→ Dataset items:
####

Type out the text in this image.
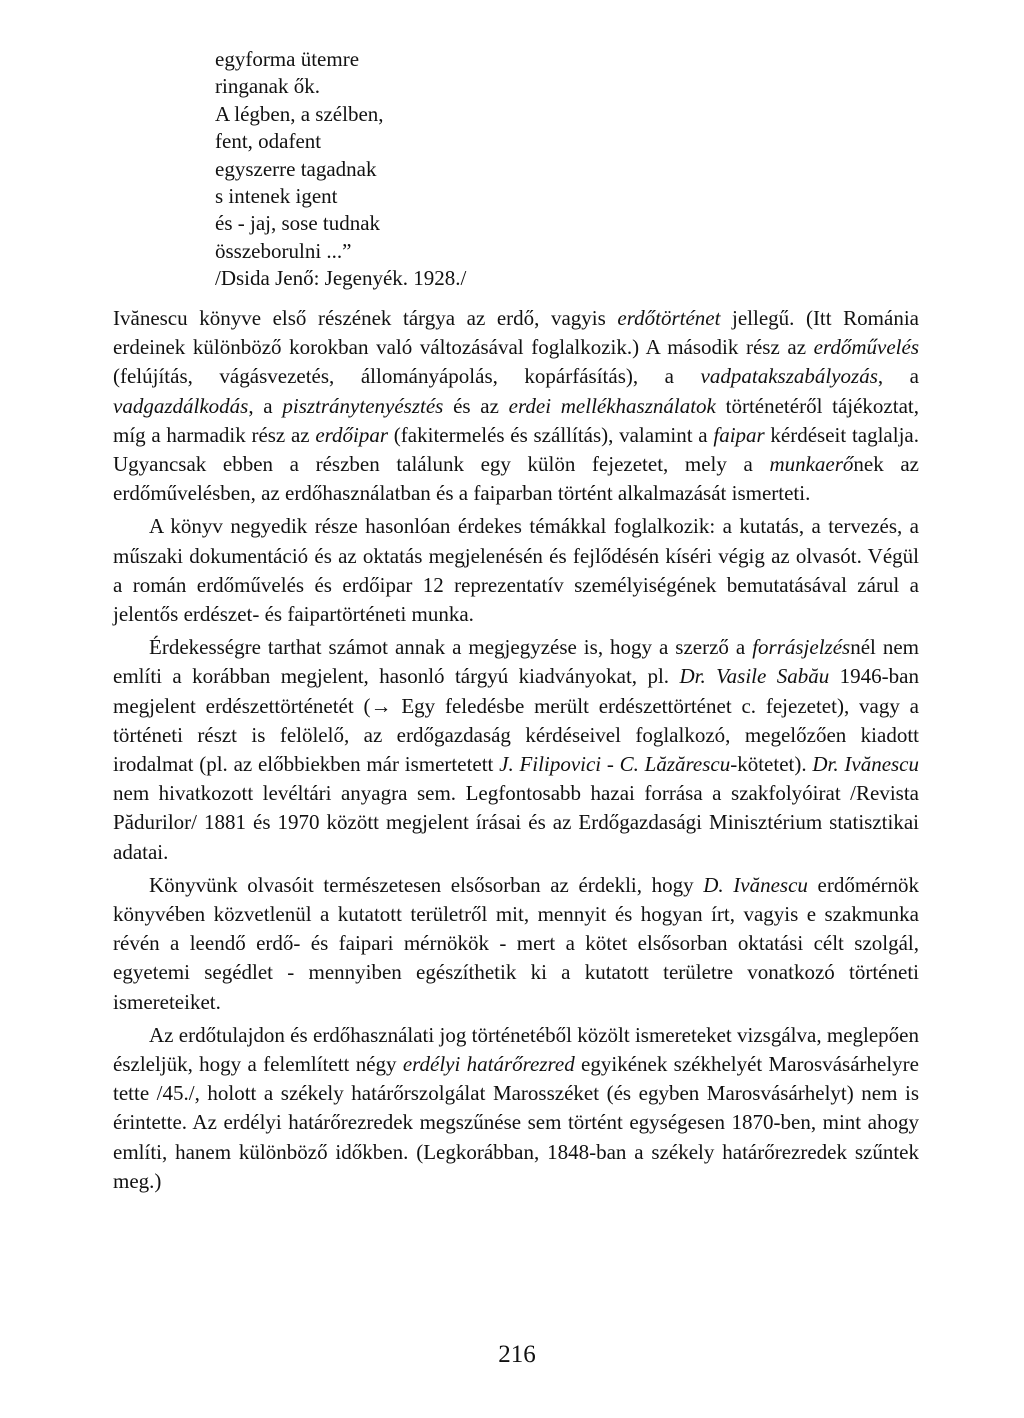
egyforma ütemre
ringanak ők.
A légben, a szélben,
fent, odafent
egyszerre tagadnak
s intenek igent
és - jaj, sose tudnak
összeborulni ...”
/Dsida Jenő: Jegenyék. 1928./

Ivănescu könyve első részének tárgya az erdő, vagyis erdőtörténet jellegű. (Itt Románia erdeinek különböző korokban való változásával foglalkozik.) A második rész az erdőművelés (felújítás, vágásvezetés, állományápolás, kopárfásítás), a vadpatakszabályozás, a vadgazdálkodás, a pisztránytenyésztés és az erdei mellékhasználatok történetéről tájékoztat, míg a harmadik rész az erdőipar (fakitermelés és szállítás), valamint a faipar kérdéseit taglalja. Ugyancsak ebben a részben találunk egy külön fejezetet, mely a munkaerőnek az erdőművelésben, az erdőhasználatban és a faiparban történt alkalmazását ismerteti.

A könyv negyedik része hasonlóan érdekes témákkal foglalkozik: a kutatás, a tervezés, a műszaki dokumentáció és az oktatás megjelenésén és fejlődésén kíséri végig az olvasót. Végül a román erdőművelés és erdőipar 12 reprezentatív személyiségének bemutatásával zárul a jelentős erdészet- és faipartörténeti munka.

Érdekességre tarthat számot annak a megjegyzése is, hogy a szerző a forrásjelzésnél nem említi a korábban megjelent, hasonló tárgyú kiadványokat, pl. Dr. Vasile Sabău 1946-ban megjelent erdészettörténetét (→ Egy feledésbe merült erdészettörténet c. fejezetet), vagy a történeti részt is felölelő, az erdőgazdaság kérdéseivel foglalkozó, megelőzően kiadott irodalmat (pl. az előbbiekben már ismertetett J. Filipovici - C. Lăzărescu-kötetet). Dr. Ivănescu nem hivatkozott levéltári anyagra sem. Legfontosabb hazai forrása a szakfolyóirat /Revista Pădurilor/ 1881 és 1970 között megjelent írásai és az Erdőgazdasági Minisztérium statisztikai adatai.

Könyvünk olvasóit természetesen elsősorban az érdekli, hogy D. Ivănescu erdőmérnök könyvében közvetlenül a kutatott területről mit, mennyit és hogyan írt, vagyis e szakmunka révén a leendő erdő- és faipari mérnökök - mert a kötet elsősorban oktatási célt szolgál, egyetemi segédlet - mennyiben egészíthetik ki a kutatott területre vonatkozó történeti ismereteiket.

Az erdőtulajdon és erdőhasználati jog történetéből közölt ismereteket vizsgálva, meglepően észleljük, hogy a felemlített négy erdélyi határőrezred egyikének székhelyét Marosvásárhelyre tette /45./, holott a székely határőrszolgálat Marosszéket (és egyben Marosvásárhelyt) nem is érintette. Az erdélyi határőrezredek megszűnése sem történt egységesen 1870-ben, mint ahogy említi, hanem különböző időkben. (Legkorábban, 1848-ban a székely határőrezredek szűntek meg.)

216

####

→ PROBLEM TO SOLVE: Tally the lines of the listing that include "erdőművelés". Reply with nothing but the count.

→ COMPLETED EXERCISE: 2